*Instructions for the task*: Please transcribe the data that follows without the pictures, keeping every word the same.

*Stored rows*:
= = = = =
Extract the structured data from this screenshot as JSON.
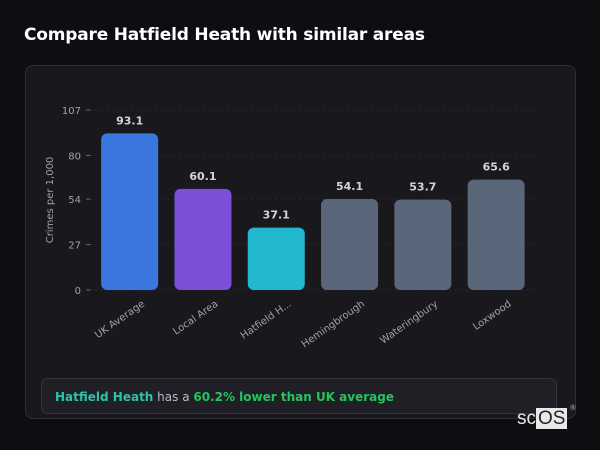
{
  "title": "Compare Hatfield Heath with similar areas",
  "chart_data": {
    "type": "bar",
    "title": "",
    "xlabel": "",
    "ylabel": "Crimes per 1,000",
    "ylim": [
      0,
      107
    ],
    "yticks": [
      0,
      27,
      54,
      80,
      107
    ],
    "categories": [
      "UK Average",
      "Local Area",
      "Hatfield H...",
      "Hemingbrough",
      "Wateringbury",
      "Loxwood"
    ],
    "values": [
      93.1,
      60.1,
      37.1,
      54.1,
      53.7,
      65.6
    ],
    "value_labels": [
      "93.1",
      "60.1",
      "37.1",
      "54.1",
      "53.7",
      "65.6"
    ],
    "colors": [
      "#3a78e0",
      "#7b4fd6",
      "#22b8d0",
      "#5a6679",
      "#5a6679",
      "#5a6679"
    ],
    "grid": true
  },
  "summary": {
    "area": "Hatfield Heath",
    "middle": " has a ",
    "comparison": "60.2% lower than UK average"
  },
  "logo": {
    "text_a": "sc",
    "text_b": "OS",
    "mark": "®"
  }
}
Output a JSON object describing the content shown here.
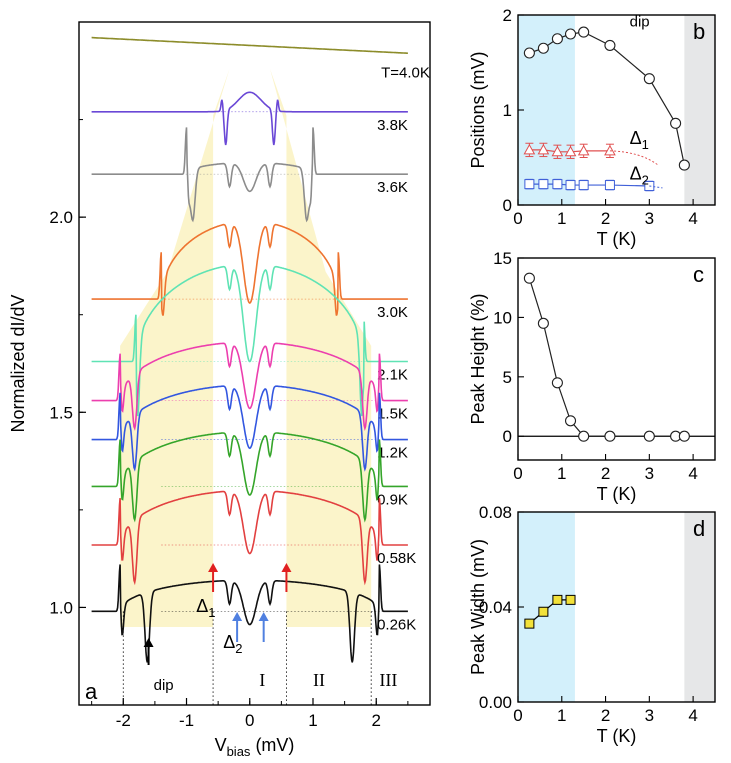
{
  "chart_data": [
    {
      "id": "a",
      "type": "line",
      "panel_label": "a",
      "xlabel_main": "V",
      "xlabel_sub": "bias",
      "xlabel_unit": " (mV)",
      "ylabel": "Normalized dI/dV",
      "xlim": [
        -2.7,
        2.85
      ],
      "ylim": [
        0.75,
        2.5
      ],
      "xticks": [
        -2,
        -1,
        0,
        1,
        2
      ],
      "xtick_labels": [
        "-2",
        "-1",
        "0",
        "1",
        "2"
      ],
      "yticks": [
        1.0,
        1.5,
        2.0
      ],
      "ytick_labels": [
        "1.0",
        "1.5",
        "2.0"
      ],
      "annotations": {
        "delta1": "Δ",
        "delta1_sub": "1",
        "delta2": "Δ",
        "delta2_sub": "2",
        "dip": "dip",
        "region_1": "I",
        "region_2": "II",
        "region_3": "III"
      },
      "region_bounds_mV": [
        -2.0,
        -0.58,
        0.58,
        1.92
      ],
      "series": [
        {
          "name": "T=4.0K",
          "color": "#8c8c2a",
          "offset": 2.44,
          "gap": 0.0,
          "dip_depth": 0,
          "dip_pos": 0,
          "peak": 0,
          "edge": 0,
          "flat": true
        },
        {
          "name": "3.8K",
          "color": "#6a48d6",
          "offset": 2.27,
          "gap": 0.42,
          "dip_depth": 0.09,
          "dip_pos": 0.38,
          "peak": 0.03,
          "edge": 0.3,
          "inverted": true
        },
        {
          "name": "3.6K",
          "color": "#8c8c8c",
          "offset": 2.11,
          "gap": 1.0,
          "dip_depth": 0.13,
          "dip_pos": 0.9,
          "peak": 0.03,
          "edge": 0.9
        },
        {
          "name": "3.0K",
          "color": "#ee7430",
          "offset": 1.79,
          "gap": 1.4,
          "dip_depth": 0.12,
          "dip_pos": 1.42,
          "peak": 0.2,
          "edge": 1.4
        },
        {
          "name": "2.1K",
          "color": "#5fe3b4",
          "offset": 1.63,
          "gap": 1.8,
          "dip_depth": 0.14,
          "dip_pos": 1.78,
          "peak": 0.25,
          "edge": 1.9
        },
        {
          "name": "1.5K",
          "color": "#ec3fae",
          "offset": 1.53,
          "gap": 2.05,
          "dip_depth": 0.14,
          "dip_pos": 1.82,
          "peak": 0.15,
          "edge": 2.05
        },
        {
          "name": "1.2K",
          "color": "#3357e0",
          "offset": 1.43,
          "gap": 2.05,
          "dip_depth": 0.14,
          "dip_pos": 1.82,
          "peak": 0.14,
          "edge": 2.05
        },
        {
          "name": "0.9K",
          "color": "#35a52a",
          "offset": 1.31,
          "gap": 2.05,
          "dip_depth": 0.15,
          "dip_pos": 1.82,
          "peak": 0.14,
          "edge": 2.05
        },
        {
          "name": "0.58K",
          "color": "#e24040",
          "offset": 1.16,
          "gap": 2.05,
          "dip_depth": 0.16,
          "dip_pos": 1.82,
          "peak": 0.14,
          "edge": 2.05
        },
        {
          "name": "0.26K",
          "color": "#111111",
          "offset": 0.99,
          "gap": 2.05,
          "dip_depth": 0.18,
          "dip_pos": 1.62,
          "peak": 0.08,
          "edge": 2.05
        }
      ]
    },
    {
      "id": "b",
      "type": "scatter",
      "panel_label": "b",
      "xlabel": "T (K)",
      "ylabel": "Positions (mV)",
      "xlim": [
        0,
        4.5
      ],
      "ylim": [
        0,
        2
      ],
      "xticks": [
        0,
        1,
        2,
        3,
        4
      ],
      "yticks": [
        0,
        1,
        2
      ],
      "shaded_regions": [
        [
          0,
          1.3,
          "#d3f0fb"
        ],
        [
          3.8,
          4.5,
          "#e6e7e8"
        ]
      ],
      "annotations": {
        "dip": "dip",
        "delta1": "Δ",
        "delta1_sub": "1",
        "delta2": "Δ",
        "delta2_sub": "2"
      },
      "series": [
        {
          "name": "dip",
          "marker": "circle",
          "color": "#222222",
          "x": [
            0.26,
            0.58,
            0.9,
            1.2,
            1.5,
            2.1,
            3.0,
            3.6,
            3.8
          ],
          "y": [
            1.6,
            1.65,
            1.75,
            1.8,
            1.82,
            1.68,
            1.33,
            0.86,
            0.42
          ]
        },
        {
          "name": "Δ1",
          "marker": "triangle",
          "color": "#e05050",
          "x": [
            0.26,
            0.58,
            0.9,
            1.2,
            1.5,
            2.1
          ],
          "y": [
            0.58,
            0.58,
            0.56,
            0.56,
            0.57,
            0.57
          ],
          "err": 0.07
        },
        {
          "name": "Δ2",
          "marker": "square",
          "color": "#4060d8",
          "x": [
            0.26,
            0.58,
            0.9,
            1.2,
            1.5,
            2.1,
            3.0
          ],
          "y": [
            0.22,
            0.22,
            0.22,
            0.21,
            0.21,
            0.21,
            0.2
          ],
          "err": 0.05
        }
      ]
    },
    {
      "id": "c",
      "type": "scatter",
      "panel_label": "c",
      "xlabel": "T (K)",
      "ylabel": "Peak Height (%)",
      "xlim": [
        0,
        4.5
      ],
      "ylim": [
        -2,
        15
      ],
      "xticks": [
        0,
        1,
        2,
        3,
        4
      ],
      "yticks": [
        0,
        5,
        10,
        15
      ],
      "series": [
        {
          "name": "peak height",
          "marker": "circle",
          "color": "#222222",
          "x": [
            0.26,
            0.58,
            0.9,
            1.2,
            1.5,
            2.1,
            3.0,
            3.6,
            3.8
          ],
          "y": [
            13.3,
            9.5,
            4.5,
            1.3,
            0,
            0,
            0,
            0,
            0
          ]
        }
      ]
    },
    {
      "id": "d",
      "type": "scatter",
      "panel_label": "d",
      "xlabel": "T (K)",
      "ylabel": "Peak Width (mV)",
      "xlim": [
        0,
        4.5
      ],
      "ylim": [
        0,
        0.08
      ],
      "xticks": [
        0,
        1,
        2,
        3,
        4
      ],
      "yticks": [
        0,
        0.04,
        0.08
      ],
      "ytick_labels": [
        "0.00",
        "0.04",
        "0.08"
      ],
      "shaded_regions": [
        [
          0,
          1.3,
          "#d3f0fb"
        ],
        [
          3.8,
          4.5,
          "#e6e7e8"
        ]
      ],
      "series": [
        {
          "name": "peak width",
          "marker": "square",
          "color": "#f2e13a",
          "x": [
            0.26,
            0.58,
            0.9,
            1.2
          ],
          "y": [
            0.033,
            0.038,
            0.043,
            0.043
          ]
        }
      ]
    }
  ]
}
= = = = =
*Task solution*:
Extract the structured data from this screenshot as JSON.
{
  "title": "Compare Hatfield Heath with similar areas",
  "chart_data": {
    "type": "bar",
    "title": "",
    "xlabel": "",
    "ylabel": "Crimes per 1,000",
    "ylim": [
      0,
      107
    ],
    "yticks": [
      0,
      27,
      54,
      80,
      107
    ],
    "categories": [
      "UK Average",
      "Local Area",
      "Hatfield H...",
      "Hemingbrough",
      "Wateringbury",
      "Loxwood"
    ],
    "values": [
      93.1,
      60.1,
      37.1,
      54.1,
      53.7,
      65.6
    ],
    "value_labels": [
      "93.1",
      "60.1",
      "37.1",
      "54.1",
      "53.7",
      "65.6"
    ],
    "colors": [
      "#3a78e0",
      "#7b4fd6",
      "#22b8d0",
      "#5a6679",
      "#5a6679",
      "#5a6679"
    ],
    "grid": true
  },
  "summary": {
    "area": "Hatfield Heath",
    "middle": " has a ",
    "comparison": "60.2% lower than UK average"
  },
  "logo": {
    "text_a": "sc",
    "text_b": "OS",
    "mark": "®"
  }
}
Output a JSON object describing the content shown here.
{
  "chart_data": [
    {
      "id": "a",
      "type": "line",
      "panel_label": "a",
      "xlabel_main": "V",
      "xlabel_sub": "bias",
      "xlabel_unit": " (mV)",
      "ylabel": "Normalized dI/dV",
      "xlim": [
        -2.7,
        2.85
      ],
      "ylim": [
        0.75,
        2.5
      ],
      "xticks": [
        -2,
        -1,
        0,
        1,
        2
      ],
      "xtick_labels": [
        "-2",
        "-1",
        "0",
        "1",
        "2"
      ],
      "yticks": [
        1.0,
        1.5,
        2.0
      ],
      "ytick_labels": [
        "1.0",
        "1.5",
        "2.0"
      ],
      "annotations": {
        "delta1": "Δ",
        "delta1_sub": "1",
        "delta2": "Δ",
        "delta2_sub": "2",
        "dip": "dip",
        "region_1": "I",
        "region_2": "II",
        "region_3": "III"
      },
      "region_bounds_mV": [
        -2.0,
        -0.58,
        0.58,
        1.92
      ],
      "series": [
        {
          "name": "T=4.0K",
          "color": "#8c8c2a",
          "offset": 2.44,
          "gap": 0.0,
          "dip_depth": 0,
          "dip_pos": 0,
          "peak": 0,
          "edge": 0,
          "flat": true
        },
        {
          "name": "3.8K",
          "color": "#6a48d6",
          "offset": 2.27,
          "gap": 0.42,
          "dip_depth": 0.09,
          "dip_pos": 0.38,
          "peak": 0.03,
          "edge": 0.3,
          "inverted": true
        },
        {
          "name": "3.6K",
          "color": "#8c8c8c",
          "offset": 2.11,
          "gap": 1.0,
          "dip_depth": 0.13,
          "dip_pos": 0.9,
          "peak": 0.03,
          "edge": 0.9
        },
        {
          "name": "3.0K",
          "color": "#ee7430",
          "offset": 1.79,
          "gap": 1.4,
          "dip_depth": 0.12,
          "dip_pos": 1.42,
          "peak": 0.2,
          "edge": 1.4
        },
        {
          "name": "2.1K",
          "color": "#5fe3b4",
          "offset": 1.63,
          "gap": 1.8,
          "dip_depth": 0.14,
          "dip_pos": 1.78,
          "peak": 0.25,
          "edge": 1.9
        },
        {
          "name": "1.5K",
          "color": "#ec3fae",
          "offset": 1.53,
          "gap": 2.05,
          "dip_depth": 0.14,
          "dip_pos": 1.82,
          "peak": 0.15,
          "edge": 2.05
        },
        {
          "name": "1.2K",
          "color": "#3357e0",
          "offset": 1.43,
          "gap": 2.05,
          "dip_depth": 0.14,
          "dip_pos": 1.82,
          "peak": 0.14,
          "edge": 2.05
        },
        {
          "name": "0.9K",
          "color": "#35a52a",
          "offset": 1.31,
          "gap": 2.05,
          "dip_depth": 0.15,
          "dip_pos": 1.82,
          "peak": 0.14,
          "edge": 2.05
        },
        {
          "name": "0.58K",
          "color": "#e24040",
          "offset": 1.16,
          "gap": 2.05,
          "dip_depth": 0.16,
          "dip_pos": 1.82,
          "peak": 0.14,
          "edge": 2.05
        },
        {
          "name": "0.26K",
          "color": "#111111",
          "offset": 0.99,
          "gap": 2.05,
          "dip_depth": 0.18,
          "dip_pos": 1.62,
          "peak": 0.08,
          "edge": 2.05
        }
      ]
    },
    {
      "id": "b",
      "type": "scatter",
      "panel_label": "b",
      "xlabel": "T (K)",
      "ylabel": "Positions (mV)",
      "xlim": [
        0,
        4.5
      ],
      "ylim": [
        0,
        2
      ],
      "xticks": [
        0,
        1,
        2,
        3,
        4
      ],
      "yticks": [
        0,
        1,
        2
      ],
      "shaded_regions": [
        [
          0,
          1.3,
          "#d3f0fb"
        ],
        [
          3.8,
          4.5,
          "#e6e7e8"
        ]
      ],
      "annotations": {
        "dip": "dip",
        "delta1": "Δ",
        "delta1_sub": "1",
        "delta2": "Δ",
        "delta2_sub": "2"
      },
      "series": [
        {
          "name": "dip",
          "marker": "circle",
          "color": "#222222",
          "x": [
            0.26,
            0.58,
            0.9,
            1.2,
            1.5,
            2.1,
            3.0,
            3.6,
            3.8
          ],
          "y": [
            1.6,
            1.65,
            1.75,
            1.8,
            1.82,
            1.68,
            1.33,
            0.86,
            0.42
          ]
        },
        {
          "name": "Δ1",
          "marker": "triangle",
          "color": "#e05050",
          "x": [
            0.26,
            0.58,
            0.9,
            1.2,
            1.5,
            2.1
          ],
          "y": [
            0.58,
            0.58,
            0.56,
            0.56,
            0.57,
            0.57
          ],
          "err": 0.07
        },
        {
          "name": "Δ2",
          "marker": "square",
          "color": "#4060d8",
          "x": [
            0.26,
            0.58,
            0.9,
            1.2,
            1.5,
            2.1,
            3.0
          ],
          "y": [
            0.22,
            0.22,
            0.22,
            0.21,
            0.21,
            0.21,
            0.2
          ],
          "err": 0.05
        }
      ]
    },
    {
      "id": "c",
      "type": "scatter",
      "panel_label": "c",
      "xlabel": "T (K)",
      "ylabel": "Peak Height (%)",
      "xlim": [
        0,
        4.5
      ],
      "ylim": [
        -2,
        15
      ],
      "xticks": [
        0,
        1,
        2,
        3,
        4
      ],
      "yticks": [
        0,
        5,
        10,
        15
      ],
      "series": [
        {
          "name": "peak height",
          "marker": "circle",
          "color": "#222222",
          "x": [
            0.26,
            0.58,
            0.9,
            1.2,
            1.5,
            2.1,
            3.0,
            3.6,
            3.8
          ],
          "y": [
            13.3,
            9.5,
            4.5,
            1.3,
            0,
            0,
            0,
            0,
            0
          ]
        }
      ]
    },
    {
      "id": "d",
      "type": "scatter",
      "panel_label": "d",
      "xlabel": "T (K)",
      "ylabel": "Peak Width (mV)",
      "xlim": [
        0,
        4.5
      ],
      "ylim": [
        0,
        0.08
      ],
      "xticks": [
        0,
        1,
        2,
        3,
        4
      ],
      "yticks": [
        0,
        0.04,
        0.08
      ],
      "ytick_labels": [
        "0.00",
        "0.04",
        "0.08"
      ],
      "shaded_regions": [
        [
          0,
          1.3,
          "#d3f0fb"
        ],
        [
          3.8,
          4.5,
          "#e6e7e8"
        ]
      ],
      "series": [
        {
          "name": "peak width",
          "marker": "square",
          "color": "#f2e13a",
          "x": [
            0.26,
            0.58,
            0.9,
            1.2
          ],
          "y": [
            0.033,
            0.038,
            0.043,
            0.043
          ]
        }
      ]
    }
  ]
}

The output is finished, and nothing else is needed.